| Provided information |
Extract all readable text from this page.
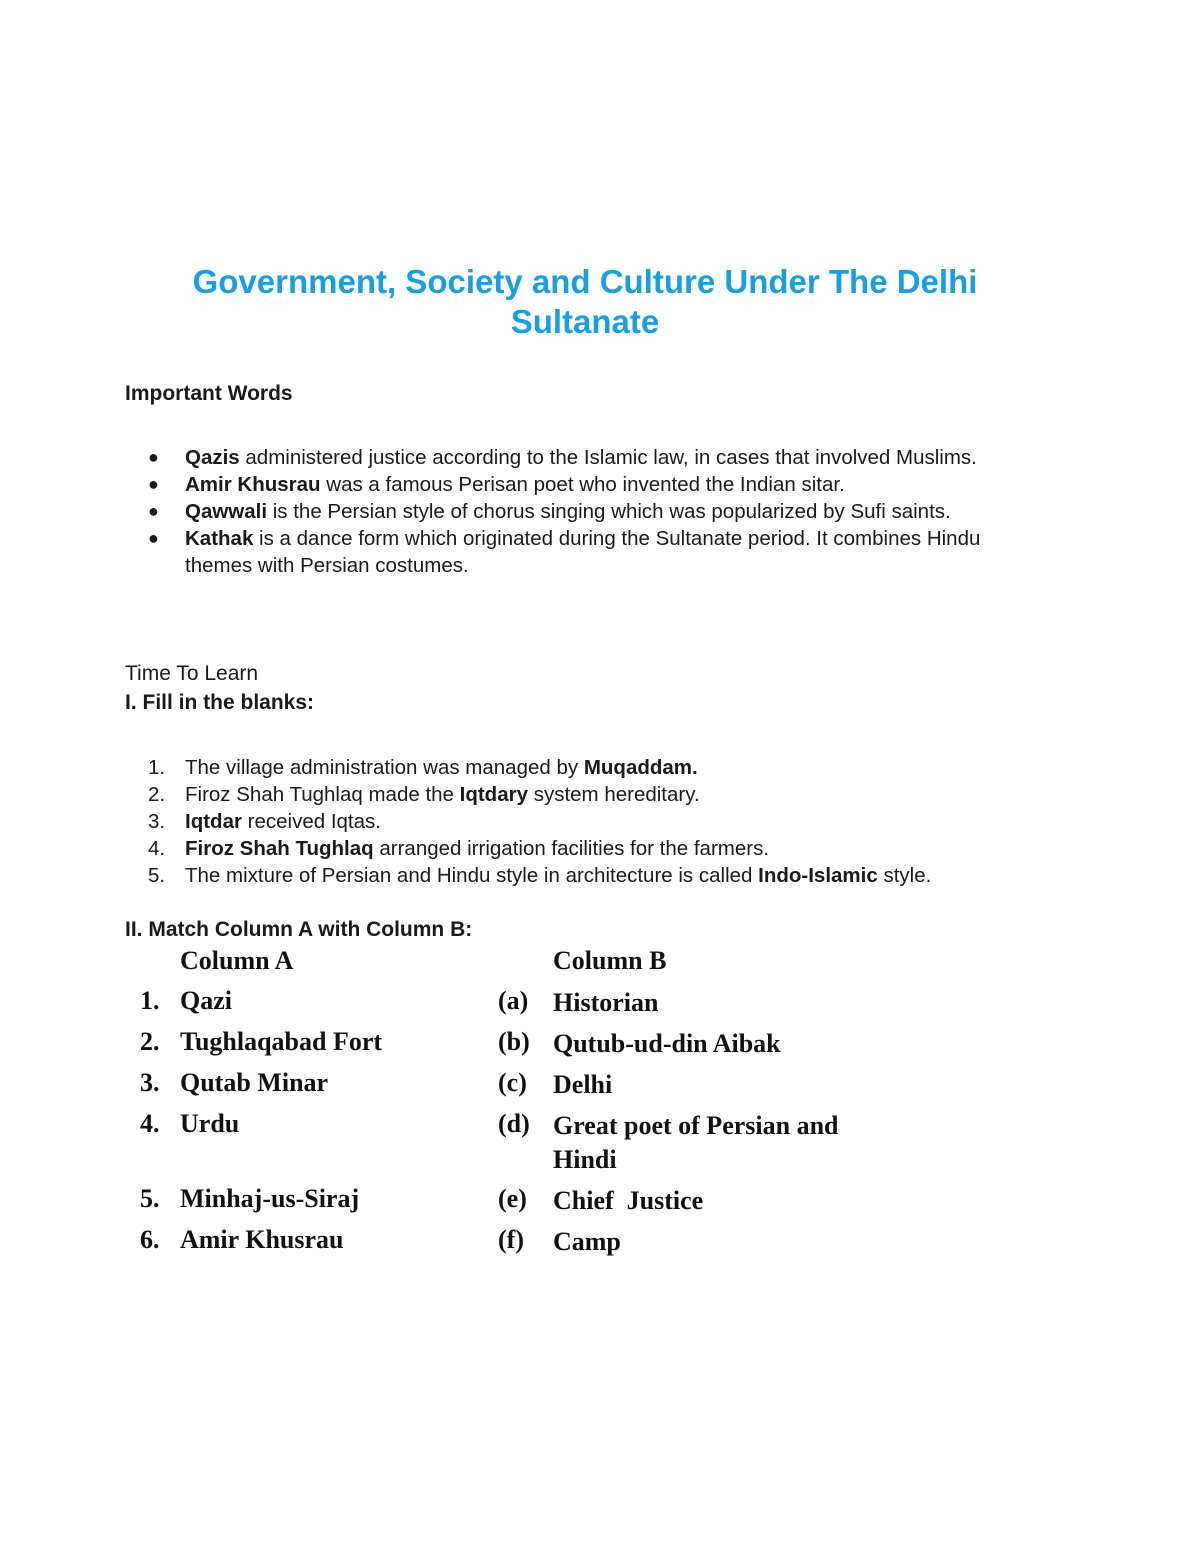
Government, Society and Culture Under The Delhi Sultanate
Important Words
● Qazis administered justice according to the Islamic law, in cases that involved Muslims.
● Amir Khusrau was a famous Perisan poet who invented the Indian sitar.
● Qawwali is the Persian style of chorus singing which was popularized by Sufi saints.
● Kathak is a dance form which originated during the Sultanate period. It combines Hindu themes with Persian costumes.
Time To Learn
I. Fill in the blanks:
1. The village administration was managed by Muqaddam.
2. Firoz Shah Tughlaq made the Iqtdary system hereditary.
3. Iqtdar received Iqtas.
4. Firoz Shah Tughlaq arranged irrigation facilities for the farmers.
5. The mixture of Persian and Hindu style in architecture is called Indo-Islamic style.
II. Match Column A with Column B:
Column A	Column B
1. Qazi	(a) Historian
2. Tughlaqabad Fort	(b) Qutub-ud-din Aibak
3. Qutab Minar	(c) Delhi
4. Urdu	(d) Great poet of Persian and Hindi
5. Minhaj-us-Siraj	(e) Chief  Justice
6. Amir Khusrau	(f) Camp
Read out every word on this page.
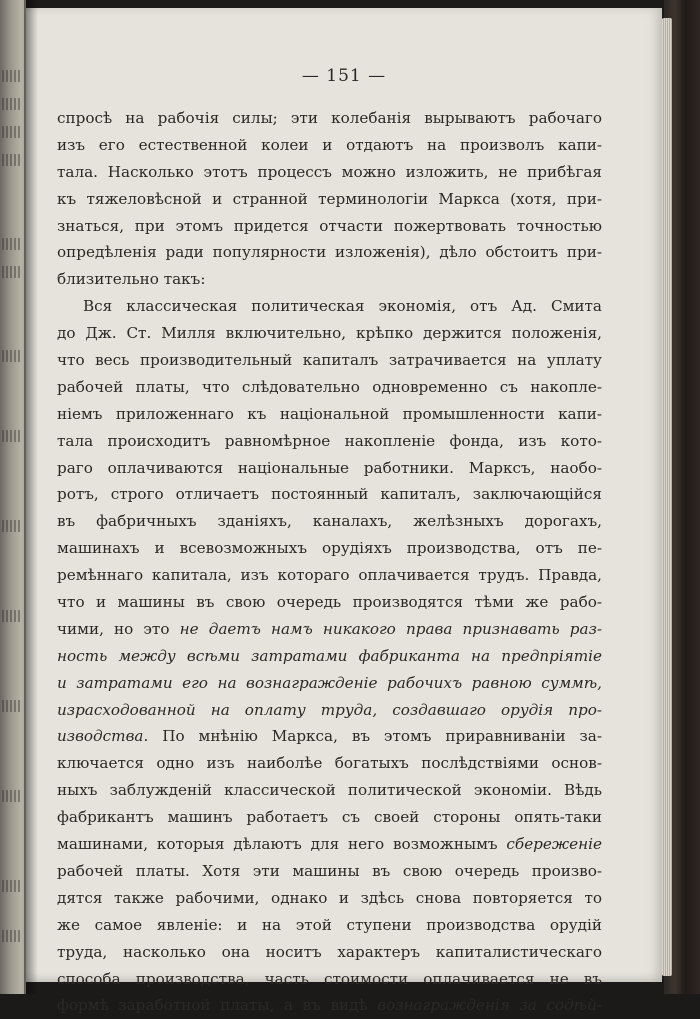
— 151 —
спросѣ на рабочія силы; эти колебанія вырываютъ рабочаго
изъ его естественной колеи и отдаютъ на произволъ капи-
тала. Насколько этотъ процессъ можно изложить, не прибѣгая
къ тяжеловѣсной и странной терминологіи Маркса (хотя, при-
знаться, при этомъ придется отчасти пожертвовать точностью
опредѣленія ради популярности изложенія), дѣло обстоитъ при-
близительно такъ:
Вся классическая политическая экономія, отъ Ад. Смита
до Дж. Ст. Милля включительно, крѣпко держится положенія,
что весь производительный капиталъ затрачивается на уплату
рабочей платы, что слѣдовательно одновременно съ накопле-
ніемъ приложеннаго къ національной промышленности капи-
тала происходитъ равномѣрное накопленіе фонда, изъ кото-
раго оплачиваются національные работники. Марксъ, наобо-
ротъ, строго отличаетъ постоянный капиталъ, заключающійся
въ фабричныхъ зданіяхъ, каналахъ, желѣзныхъ дорогахъ,
машинахъ и всевозможныхъ орудіяхъ производства, отъ пе-
ремѣннаго капитала, изъ котораго оплачивается трудъ. Правда,
что и машины въ свою очередь производятся тѣми же рабо-
чими, но это не даетъ намъ никакого права признавать раз-
ность между всѣми затратами фабриканта на предпріятіе
и затратами его на вознагражденіе рабочихъ равною суммѣ,
израсходованной на оплату труда, создавшаго орудія про-
изводства. По мнѣнію Маркса, въ этомъ приравниваніи за-
ключается одно изъ наиболѣе богатыхъ послѣдствіями основ-
ныхъ заблужденій классической политической экономіи. Вѣдь
фабрикантъ машинъ работаетъ съ своей стороны опять-таки
машинами, которыя дѣлаютъ для него возможнымъ сбереженіе
рабочей платы. Хотя эти машины въ свою очередь произво-
дятся также рабочими, однако и здѣсь снова повторяется то
же самое явленіе: и на этой ступени производства орудій
труда, насколько она носитъ характеръ капиталистическаго
способа производства, часть стоимости оплачивается не въ
формѣ заработной платы, а въ видѣ вознагражденія за содѣй-
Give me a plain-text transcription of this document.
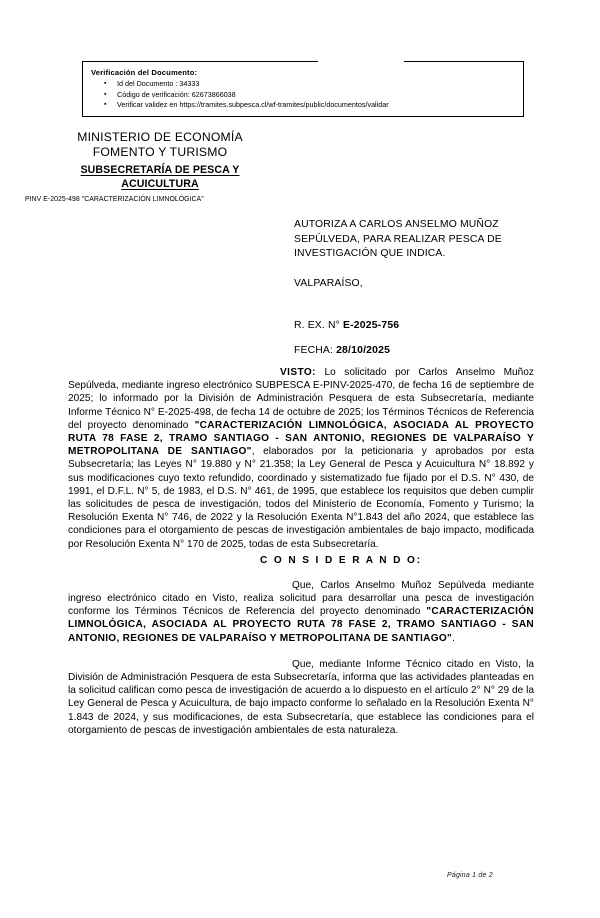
Verificación del Documento:
▪ Id del Documento : 34333
▪ Código de verificación: 62673866038
▪ Verificar validez en https://tramites.subpesca.cl/wf-tramites/public/documentos/validar
MINISTERIO DE ECONOMÍA
FOMENTO Y TURISMO
SUBSECRETARÍA DE PESCA Y
ACUICULTURA
PINV E-2025-498 "CARACTERIZACIÓN LIMNOLÓGICA"
AUTORIZA A CARLOS ANSELMO MUÑOZ SEPÚLVEDA, PARA REALIZAR PESCA DE INVESTIGACIÓN QUE INDICA.
VALPARAÍSO,
R. EX. N° E-2025-756
FECHA: 28/10/2025

VISTO: Lo solicitado por Carlos Anselmo Muñoz Sepúlveda, mediante ingreso electrónico SUBPESCA E-PINV-2025-470, de fecha 16 de septiembre de 2025; lo informado por la División de Administración Pesquera de esta Subsecretaría, mediante Informe Técnico N° E-2025-498, de fecha 14 de octubre de 2025; los Términos Técnicos de Referencia del proyecto denominado "CARACTERIZACIÓN LIMNOLÓGICA, ASOCIADA AL PROYECTO RUTA 78 FASE 2, TRAMO SANTIAGO - SAN ANTONIO, REGIONES DE VALPARAÍSO Y METROPOLITANA DE SANTIAGO", elaborados por la peticionaria y aprobados por esta Subsecretaría; las Leyes N° 19.880 y N° 21.358; la Ley General de Pesca y Acuicultura N° 18.892 y sus modificaciones cuyo texto refundido, coordinado y sistematizado fue fijado por el D.S. N° 430, de 1991, el D.F.L. N° 5, de 1983, el D.S. N° 461, de 1995, que establece los requisitos que deben cumplir las solicitudes de pesca de investigación, todos del Ministerio de Economía, Fomento y Turismo; la Resolución Exenta N° 746, de 2022 y la Resolución Exenta N°1.843 del año 2024, que establece las condiciones para el otorgamiento de pescas de investigación ambientales de bajo impacto, modificada por Resolución Exenta N° 170 de 2025, todas de esta Subsecretaría.

C O N S I D E R A N D O:

Que, Carlos Anselmo Muñoz Sepúlveda mediante ingreso electrónico citado en Visto, realiza solicitud para desarrollar una pesca de investigación conforme los Términos Técnicos de Referencia del proyecto denominado "CARACTERIZACIÓN LIMNOLÓGICA, ASOCIADA AL PROYECTO RUTA 78 FASE 2, TRAMO SANTIAGO - SAN ANTONIO, REGIONES DE VALPARAÍSO Y METROPOLITANA DE SANTIAGO".

Que, mediante Informe Técnico citado en Visto, la División de Administración Pesquera de esta Subsecretaría, informa que las actividades planteadas en la solicitud califican como pesca de investigación de acuerdo a lo dispuesto en el artículo 2° N° 29 de la Ley General de Pesca y Acuicultura, de bajo impacto conforme lo señalado en la Resolución Exenta N° 1.843 de 2024, y sus modificaciones, de esta Subsecretaría, que establece las condiciones para el otorgamiento de pescas de investigación ambientales de esta naturaleza.

Página 1 de 2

| Instructions for the task |
Copy out each line of the listing that holds "Firoz".

| Result |
2. Firoz Shah Tughlaq made the Iqtdary system hereditary.
4. Firoz Shah Tughlaq arranged irrigation facilities for the farmers.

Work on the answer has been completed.